> Quoted text

──────────

Add option to use simplified actuation matrix for pneumatic actuatino

mstoelzle · mstoelzle · commit 2daa3b114451 · 2024-11-28T17:46:42.000-05:00
diff --git a/examples/demo_planar_hsa_motor2ee_jacobian.py b/examples/demo_planar_hsa_motor2ee_jacobian.py
@@ -3,7 +3,6 @@
 jax.config.update("jax_enable_x64", True)  # double precision
 from jax import Array, jacfwd, jacrev, jit, random, vmap
 from jax import numpy as jnp
-from jaxopt import GaussNewton, LevenbergMarquardt
 from functools import partial
 import numpy as onp
 from pathlib import Path
diff --git a/examples/simulate_pneumatic_planar_pcs.py b/examples/simulate_pneumatic_planar_pcs.py
@@ -48,7 +48,9 @@
 strain_selector = jnp.array([True, False, True])[None, :].repeat(num_segments, axis=0).flatten()
 
 B_xi, forward_kinematics_fn, dynamical_matrices_fn, auxiliary_fns = (
-    pneumatic_planar_pcs.factory(num_segments, sym_exp_filepath, strain_selector)
+    pneumatic_planar_pcs.factory(
+        num_segments, sym_exp_filepath, strain_selector, # simplified_actuation_mapping=True
+    )
 )
 # jit the functions
 dynamical_matrices_fn = jax.jit(dynamical_matrices_fn)
@@ -57,6 +59,7 @@
     forward_kinematics_fn,
     auxiliary_fns["jacobian_fn"],
 )
+print("A=", actuation_mapping_fn(params, B_xi, jnp.zeros((2 * num_segments,))))
 
 
 def sweep_actuation_mapping():
diff --git a/src/jsrm/systems/planar_pcs.py b/src/jsrm/systems/planar_pcs.py
@@ -216,7 +216,7 @@ def stiffness_fn(
                 B_xi: Strain basis matrix
                 formulate_in_strain_space: whether to formulate the elastic matrix in the strain space
             Returns:
-                K: elastic matrix of shape (n_q, n_q) if formulate_in_strain_space is False or (n_xi, n_xi) otherwise
+                S: elastic matrix of shape (n_q, n_q) if formulate_in_strain_space is False or (n_xi, n_xi) otherwise
             """
             # length of the segments
             l = params["l"]
@@ -227,14 +227,14 @@ def stiffness_fn(
             # elastic and shear modulus
             E, G = params["E"], params["G"]
             # stiffness matrix of shape (num_segments, 3, 3)
-            S = compute_stiffness_matrix_for_all_segments_fn(l, A, Ib, E, G)
+            S_sms = compute_stiffness_matrix_for_all_segments_fn(l, A, Ib, E, G)
             # we define the elastic matrix of shape (n_xi, n_xi) as K(xi) = K @ xi where K is equal to
-            K = blk_diag(S)
+            S = blk_diag(S_sms)
 
             if not formulate_in_strain_space:
-                K = B_xi.T @ K @ B_xi
+                S = B_xi.T @ S @ B_xi
 
-            return K
+            return S
 
     if actuation_mapping_fn is None:
         def actuation_mapping_fn(
diff --git a/src/jsrm/systems/pneumatic_planar_pcs.py b/src/jsrm/systems/pneumatic_planar_pcs.py
@@ -11,6 +11,7 @@ def factory(
     num_segments: int,
     *args,
     segment_actuation_selector: Optional[Array] = None,
+    simplified_actuation_mapping: bool = False,
     **kwargs
 ):
     """

──────────

> Data shown
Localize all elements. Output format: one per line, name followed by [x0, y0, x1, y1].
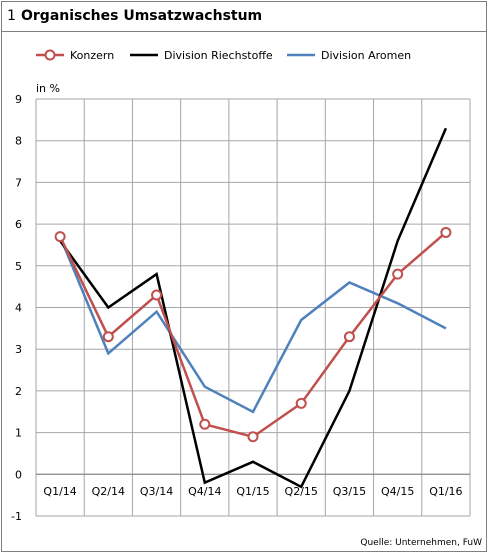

──────────

> Work to do
[1] In the commit, what default value does the new `simplified_actuation_mapping` parameter of the pneumatic planar PCS factory take?
[2] Summarize the commit in exactly two sentences.

> Responses to the exercise
[1] False

[2] The commit adds a `simplified_actuation_mapping` option with a default of False to the factory in `pneumatic_planar_pcs.py`. The pneumatic simulation example leaves the option commented out in its factory call and prints the actuation matrix for a zero input, while `planar_pcs.py` renames the elastic matrix from K to S and the Jacobian demo drops its `jaxopt` import.